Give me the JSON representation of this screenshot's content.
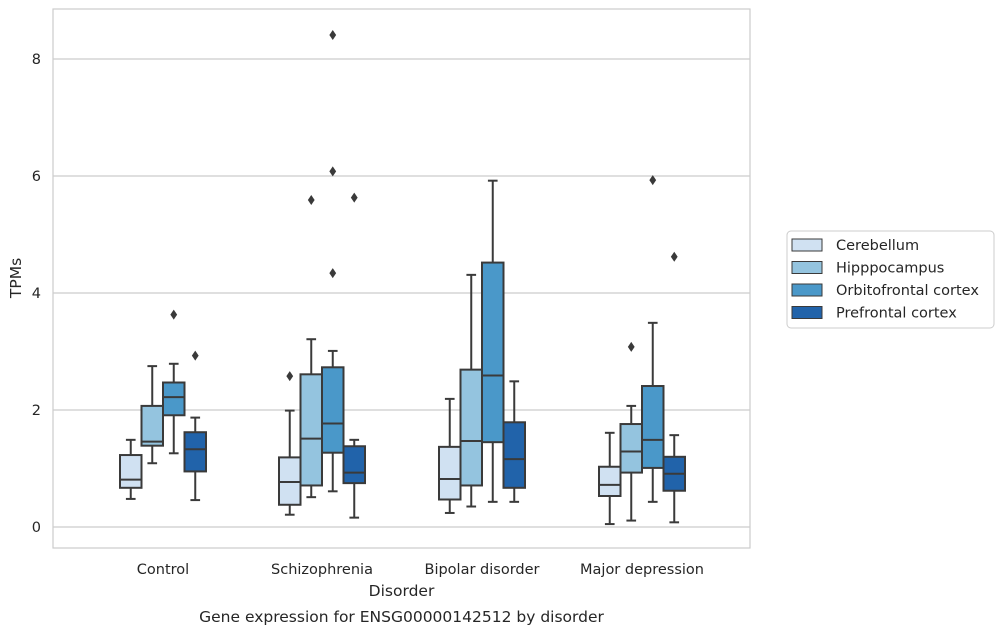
{
  "chart_data": {
    "type": "box",
    "caption": "Gene expression for ENSG00000142512 by disorder",
    "xlabel": "Disorder",
    "ylabel": "TPMs",
    "ylim": [
      -0.35,
      8.85
    ],
    "yticks": [
      0,
      2,
      4,
      6,
      8
    ],
    "grid": "horizontal",
    "legend_position": "right",
    "categories": [
      "Control",
      "Schizophrenia",
      "Bipolar disorder",
      "Major depression"
    ],
    "series": [
      {
        "name": "Cerebellum",
        "color": "#d0e1f2",
        "boxes": [
          {
            "whisker_low": 0.48,
            "q1": 0.67,
            "median": 0.81,
            "q3": 1.23,
            "whisker_high": 1.49,
            "outliers": []
          },
          {
            "whisker_low": 0.21,
            "q1": 0.38,
            "median": 0.77,
            "q3": 1.19,
            "whisker_high": 1.99,
            "outliers": [
              2.58
            ]
          },
          {
            "whisker_low": 0.24,
            "q1": 0.47,
            "median": 0.82,
            "q3": 1.37,
            "whisker_high": 2.19,
            "outliers": []
          },
          {
            "whisker_low": 0.05,
            "q1": 0.53,
            "median": 0.72,
            "q3": 1.03,
            "whisker_high": 1.61,
            "outliers": []
          }
        ]
      },
      {
        "name": "Hipppocampus",
        "color": "#94c4df",
        "boxes": [
          {
            "whisker_low": 1.09,
            "q1": 1.39,
            "median": 1.46,
            "q3": 2.07,
            "whisker_high": 2.75,
            "outliers": []
          },
          {
            "whisker_low": 0.51,
            "q1": 0.71,
            "median": 1.51,
            "q3": 2.61,
            "whisker_high": 3.21,
            "outliers": [
              5.59
            ]
          },
          {
            "whisker_low": 0.35,
            "q1": 0.71,
            "median": 1.47,
            "q3": 2.69,
            "whisker_high": 4.31,
            "outliers": []
          },
          {
            "whisker_low": 0.11,
            "q1": 0.93,
            "median": 1.29,
            "q3": 1.76,
            "whisker_high": 2.07,
            "outliers": [
              3.08
            ]
          }
        ]
      },
      {
        "name": "Orbitofrontal cortex",
        "color": "#4a98c9",
        "boxes": [
          {
            "whisker_low": 1.26,
            "q1": 1.91,
            "median": 2.22,
            "q3": 2.47,
            "whisker_high": 2.79,
            "outliers": [
              3.63
            ]
          },
          {
            "whisker_low": 0.61,
            "q1": 1.27,
            "median": 1.77,
            "q3": 2.73,
            "whisker_high": 3.01,
            "outliers": [
              8.41,
              6.08,
              4.34
            ]
          },
          {
            "whisker_low": 0.43,
            "q1": 1.45,
            "median": 2.59,
            "q3": 4.52,
            "whisker_high": 5.92,
            "outliers": []
          },
          {
            "whisker_low": 0.43,
            "q1": 1.01,
            "median": 1.49,
            "q3": 2.41,
            "whisker_high": 3.49,
            "outliers": [
              5.93
            ]
          }
        ]
      },
      {
        "name": "Prefrontal cortex",
        "color": "#2163aa",
        "boxes": [
          {
            "whisker_low": 0.46,
            "q1": 0.95,
            "median": 1.33,
            "q3": 1.62,
            "whisker_high": 1.87,
            "outliers": [
              2.93
            ]
          },
          {
            "whisker_low": 0.16,
            "q1": 0.75,
            "median": 0.93,
            "q3": 1.38,
            "whisker_high": 1.49,
            "outliers": [
              5.63
            ]
          },
          {
            "whisker_low": 0.43,
            "q1": 0.67,
            "median": 1.16,
            "q3": 1.79,
            "whisker_high": 2.49,
            "outliers": []
          },
          {
            "whisker_low": 0.08,
            "q1": 0.62,
            "median": 0.91,
            "q3": 1.2,
            "whisker_high": 1.57,
            "outliers": [
              4.62
            ]
          }
        ]
      }
    ]
  }
}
# # # #
_Do this_
Among the lines of the records above, count those holding the string "cortex", and report only the number.

_Written answer_
2